**SHORT TASK:** Copy the data exactly; pictures stay out of the copy.
** Start **
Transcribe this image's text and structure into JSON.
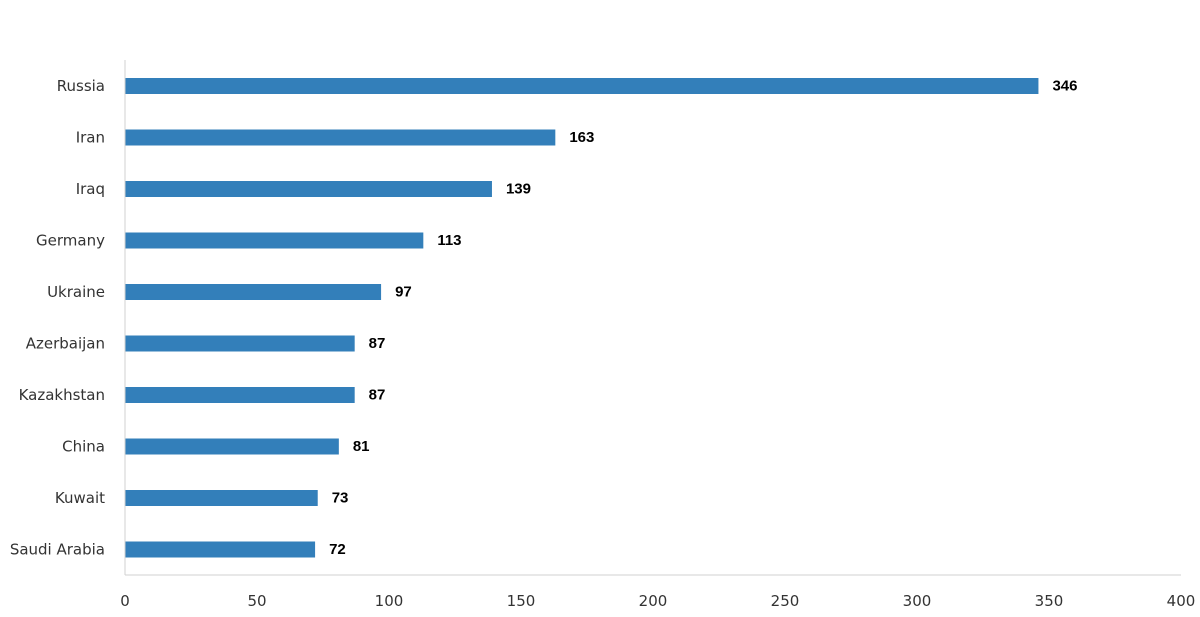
{
  "chart_data": {
    "type": "bar",
    "orientation": "horizontal",
    "categories": [
      "Russia",
      "Iran",
      "Iraq",
      "Germany",
      "Ukraine",
      "Azerbaijan",
      "Kazakhstan",
      "China",
      "Kuwait",
      "Saudi Arabia"
    ],
    "values": [
      346,
      163,
      139,
      113,
      97,
      87,
      87,
      81,
      73,
      72
    ],
    "value_labels": [
      "346",
      "163",
      "139",
      "113",
      "97",
      "87",
      "87",
      "81",
      "73",
      "72"
    ],
    "title": "",
    "xlabel": "",
    "ylabel": "",
    "xlim": [
      0,
      400
    ],
    "x_ticks": [
      0,
      50,
      100,
      150,
      200,
      250,
      300,
      350,
      400
    ],
    "x_tick_labels": [
      "0",
      "50",
      "100",
      "150",
      "200",
      "250",
      "300",
      "350",
      "400"
    ],
    "grid": false,
    "legend": "none",
    "bar_color": "#337fba"
  }
}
** End **
**THE SOLUTION:**
Transcribe this image's text and structure into JSON.
{
  "chart_data": {
    "type": "bar",
    "orientation": "horizontal",
    "categories": [
      "Russia",
      "Iran",
      "Iraq",
      "Germany",
      "Ukraine",
      "Azerbaijan",
      "Kazakhstan",
      "China",
      "Kuwait",
      "Saudi Arabia"
    ],
    "values": [
      346,
      163,
      139,
      113,
      97,
      87,
      87,
      81,
      73,
      72
    ],
    "value_labels": [
      "346",
      "163",
      "139",
      "113",
      "97",
      "87",
      "87",
      "81",
      "73",
      "72"
    ],
    "title": "",
    "xlabel": "",
    "ylabel": "",
    "xlim": [
      0,
      400
    ],
    "x_ticks": [
      0,
      50,
      100,
      150,
      200,
      250,
      300,
      350,
      400
    ],
    "x_tick_labels": [
      "0",
      "50",
      "100",
      "150",
      "200",
      "250",
      "300",
      "350",
      "400"
    ],
    "grid": false,
    "legend": "none",
    "bar_color": "#337fba"
  }
}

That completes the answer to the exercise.